▸ **TASK OBJECTIVE**: Your answer should be a single number: the count of lines that hold the word "JSON".

▸ **Raw records**:

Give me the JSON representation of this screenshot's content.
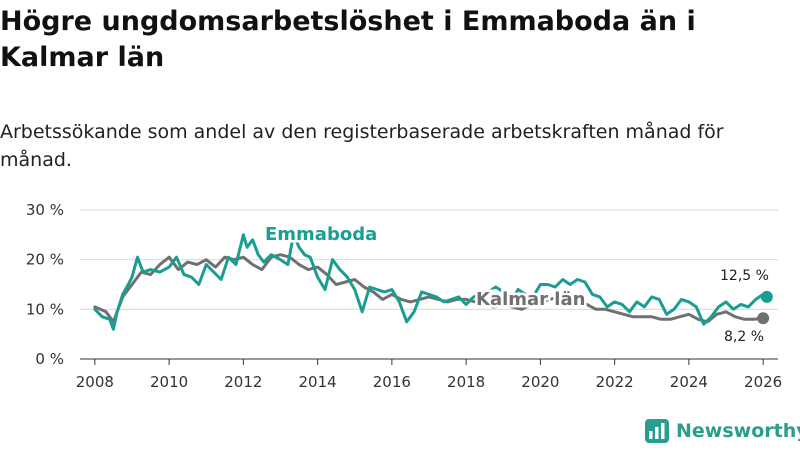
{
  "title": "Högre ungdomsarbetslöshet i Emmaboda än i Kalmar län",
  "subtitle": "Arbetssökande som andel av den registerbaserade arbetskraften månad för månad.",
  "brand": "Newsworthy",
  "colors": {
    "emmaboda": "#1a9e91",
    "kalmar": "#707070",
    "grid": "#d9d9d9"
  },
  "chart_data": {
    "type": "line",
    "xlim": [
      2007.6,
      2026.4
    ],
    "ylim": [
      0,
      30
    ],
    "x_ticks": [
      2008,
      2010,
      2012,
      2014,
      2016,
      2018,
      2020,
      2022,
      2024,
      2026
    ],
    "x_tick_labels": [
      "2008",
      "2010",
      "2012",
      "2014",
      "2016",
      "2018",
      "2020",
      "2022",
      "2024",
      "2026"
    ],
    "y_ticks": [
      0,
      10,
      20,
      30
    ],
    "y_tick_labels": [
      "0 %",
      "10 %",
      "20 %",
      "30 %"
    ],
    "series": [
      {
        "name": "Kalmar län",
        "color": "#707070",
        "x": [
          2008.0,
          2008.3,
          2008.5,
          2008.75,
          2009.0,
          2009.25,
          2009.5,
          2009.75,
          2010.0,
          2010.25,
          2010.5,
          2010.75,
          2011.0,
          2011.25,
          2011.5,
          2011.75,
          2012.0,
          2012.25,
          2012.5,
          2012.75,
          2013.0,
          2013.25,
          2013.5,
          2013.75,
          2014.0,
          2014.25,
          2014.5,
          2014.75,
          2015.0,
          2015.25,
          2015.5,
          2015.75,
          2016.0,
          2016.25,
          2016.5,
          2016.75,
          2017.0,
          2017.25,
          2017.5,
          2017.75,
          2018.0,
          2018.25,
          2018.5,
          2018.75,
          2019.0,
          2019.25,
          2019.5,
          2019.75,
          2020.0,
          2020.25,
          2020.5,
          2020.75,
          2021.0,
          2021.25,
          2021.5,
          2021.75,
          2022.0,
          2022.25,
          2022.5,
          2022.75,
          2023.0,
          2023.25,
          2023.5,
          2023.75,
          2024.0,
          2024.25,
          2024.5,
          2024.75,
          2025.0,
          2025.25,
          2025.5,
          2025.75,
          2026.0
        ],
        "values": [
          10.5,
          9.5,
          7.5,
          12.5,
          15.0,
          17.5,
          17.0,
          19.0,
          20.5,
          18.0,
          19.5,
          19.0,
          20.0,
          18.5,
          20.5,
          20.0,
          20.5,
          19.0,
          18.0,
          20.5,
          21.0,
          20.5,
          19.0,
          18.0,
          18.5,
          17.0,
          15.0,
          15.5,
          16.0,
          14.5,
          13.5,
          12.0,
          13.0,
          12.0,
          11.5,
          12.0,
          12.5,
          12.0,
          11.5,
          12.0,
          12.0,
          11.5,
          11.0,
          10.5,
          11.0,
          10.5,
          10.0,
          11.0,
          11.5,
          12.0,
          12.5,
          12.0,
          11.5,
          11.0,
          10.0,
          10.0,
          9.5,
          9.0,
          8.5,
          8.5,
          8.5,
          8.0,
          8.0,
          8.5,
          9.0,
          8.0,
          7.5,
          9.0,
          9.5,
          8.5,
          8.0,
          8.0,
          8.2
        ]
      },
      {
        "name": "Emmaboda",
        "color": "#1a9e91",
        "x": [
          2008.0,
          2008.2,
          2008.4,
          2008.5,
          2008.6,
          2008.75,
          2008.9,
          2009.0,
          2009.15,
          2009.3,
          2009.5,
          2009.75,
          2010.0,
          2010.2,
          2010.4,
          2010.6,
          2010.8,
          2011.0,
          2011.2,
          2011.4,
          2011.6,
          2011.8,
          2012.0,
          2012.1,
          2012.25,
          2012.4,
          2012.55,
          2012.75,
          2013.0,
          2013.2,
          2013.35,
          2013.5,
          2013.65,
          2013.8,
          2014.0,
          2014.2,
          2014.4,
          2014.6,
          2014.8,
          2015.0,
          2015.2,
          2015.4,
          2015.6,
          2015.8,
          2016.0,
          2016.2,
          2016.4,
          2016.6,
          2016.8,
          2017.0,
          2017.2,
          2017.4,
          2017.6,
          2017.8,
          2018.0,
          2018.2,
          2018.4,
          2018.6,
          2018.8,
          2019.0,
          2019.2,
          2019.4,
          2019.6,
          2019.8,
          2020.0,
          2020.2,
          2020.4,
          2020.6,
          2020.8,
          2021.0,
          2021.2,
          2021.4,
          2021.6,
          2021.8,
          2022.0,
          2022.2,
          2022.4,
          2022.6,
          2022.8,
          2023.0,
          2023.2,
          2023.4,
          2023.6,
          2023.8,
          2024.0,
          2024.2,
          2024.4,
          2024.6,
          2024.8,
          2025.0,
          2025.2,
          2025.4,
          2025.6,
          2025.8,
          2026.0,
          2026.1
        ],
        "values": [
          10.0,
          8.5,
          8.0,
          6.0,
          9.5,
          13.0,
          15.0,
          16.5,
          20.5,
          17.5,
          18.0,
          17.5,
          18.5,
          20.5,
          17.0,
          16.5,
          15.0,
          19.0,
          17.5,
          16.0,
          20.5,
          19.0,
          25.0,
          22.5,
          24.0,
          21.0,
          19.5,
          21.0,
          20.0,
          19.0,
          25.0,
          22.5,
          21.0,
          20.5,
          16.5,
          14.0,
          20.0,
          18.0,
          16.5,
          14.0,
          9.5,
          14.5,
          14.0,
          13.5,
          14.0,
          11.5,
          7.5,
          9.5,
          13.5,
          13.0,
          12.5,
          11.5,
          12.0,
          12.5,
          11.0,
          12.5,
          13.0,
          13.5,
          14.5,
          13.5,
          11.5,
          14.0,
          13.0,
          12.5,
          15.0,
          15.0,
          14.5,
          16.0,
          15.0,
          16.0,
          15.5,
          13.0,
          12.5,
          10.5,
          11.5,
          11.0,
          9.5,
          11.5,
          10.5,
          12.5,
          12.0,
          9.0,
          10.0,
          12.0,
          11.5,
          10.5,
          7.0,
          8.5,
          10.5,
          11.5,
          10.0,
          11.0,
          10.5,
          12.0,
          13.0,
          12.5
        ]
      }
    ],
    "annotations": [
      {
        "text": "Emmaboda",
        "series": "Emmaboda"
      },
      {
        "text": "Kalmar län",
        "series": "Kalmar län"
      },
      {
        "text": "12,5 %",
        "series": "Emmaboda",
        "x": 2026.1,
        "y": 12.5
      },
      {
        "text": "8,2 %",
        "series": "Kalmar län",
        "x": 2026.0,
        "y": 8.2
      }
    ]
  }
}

--

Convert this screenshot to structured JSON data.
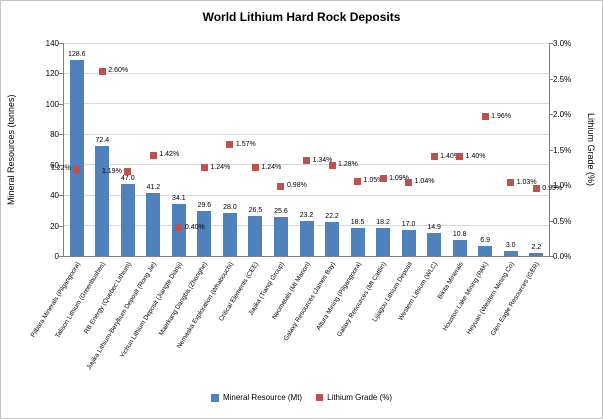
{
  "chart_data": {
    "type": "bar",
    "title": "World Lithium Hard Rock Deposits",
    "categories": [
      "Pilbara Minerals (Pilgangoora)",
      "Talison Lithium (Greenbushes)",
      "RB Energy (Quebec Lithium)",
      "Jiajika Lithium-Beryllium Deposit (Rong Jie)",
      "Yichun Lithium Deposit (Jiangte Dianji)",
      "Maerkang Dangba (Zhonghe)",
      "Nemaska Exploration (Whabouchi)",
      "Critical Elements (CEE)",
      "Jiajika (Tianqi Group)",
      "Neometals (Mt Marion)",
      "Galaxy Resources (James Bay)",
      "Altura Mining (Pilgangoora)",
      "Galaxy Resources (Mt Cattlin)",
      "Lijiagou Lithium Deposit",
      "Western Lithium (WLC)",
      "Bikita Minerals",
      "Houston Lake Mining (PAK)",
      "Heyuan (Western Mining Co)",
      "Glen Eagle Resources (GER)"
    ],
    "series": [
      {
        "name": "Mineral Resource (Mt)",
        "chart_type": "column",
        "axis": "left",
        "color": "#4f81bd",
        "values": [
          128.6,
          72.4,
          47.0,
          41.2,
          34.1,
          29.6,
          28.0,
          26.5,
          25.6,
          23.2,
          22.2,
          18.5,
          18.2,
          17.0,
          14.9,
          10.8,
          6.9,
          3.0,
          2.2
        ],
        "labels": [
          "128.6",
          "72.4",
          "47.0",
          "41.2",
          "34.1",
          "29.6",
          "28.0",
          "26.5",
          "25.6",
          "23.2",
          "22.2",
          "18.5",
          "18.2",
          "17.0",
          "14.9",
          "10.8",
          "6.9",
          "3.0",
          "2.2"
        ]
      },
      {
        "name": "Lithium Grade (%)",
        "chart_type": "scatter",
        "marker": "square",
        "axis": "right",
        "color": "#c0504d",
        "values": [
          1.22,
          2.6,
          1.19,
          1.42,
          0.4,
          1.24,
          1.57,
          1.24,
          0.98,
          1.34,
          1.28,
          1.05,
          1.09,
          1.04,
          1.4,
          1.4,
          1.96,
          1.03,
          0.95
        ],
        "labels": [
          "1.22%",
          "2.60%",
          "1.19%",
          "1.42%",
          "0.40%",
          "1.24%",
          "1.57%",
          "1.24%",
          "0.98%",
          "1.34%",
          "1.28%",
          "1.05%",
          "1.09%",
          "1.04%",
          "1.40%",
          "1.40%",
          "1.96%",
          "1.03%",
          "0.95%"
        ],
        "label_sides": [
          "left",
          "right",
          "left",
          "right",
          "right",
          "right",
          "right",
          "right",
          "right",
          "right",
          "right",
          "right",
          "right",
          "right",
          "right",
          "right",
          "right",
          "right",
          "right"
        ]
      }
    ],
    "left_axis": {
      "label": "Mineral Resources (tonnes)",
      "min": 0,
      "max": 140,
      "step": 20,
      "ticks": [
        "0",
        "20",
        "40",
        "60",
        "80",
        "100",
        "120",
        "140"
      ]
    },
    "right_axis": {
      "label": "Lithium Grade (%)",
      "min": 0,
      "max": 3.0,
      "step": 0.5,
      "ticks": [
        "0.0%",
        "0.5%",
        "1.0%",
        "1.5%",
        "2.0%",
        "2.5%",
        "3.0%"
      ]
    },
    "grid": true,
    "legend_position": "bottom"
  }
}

▸ **THE REPLY**: 2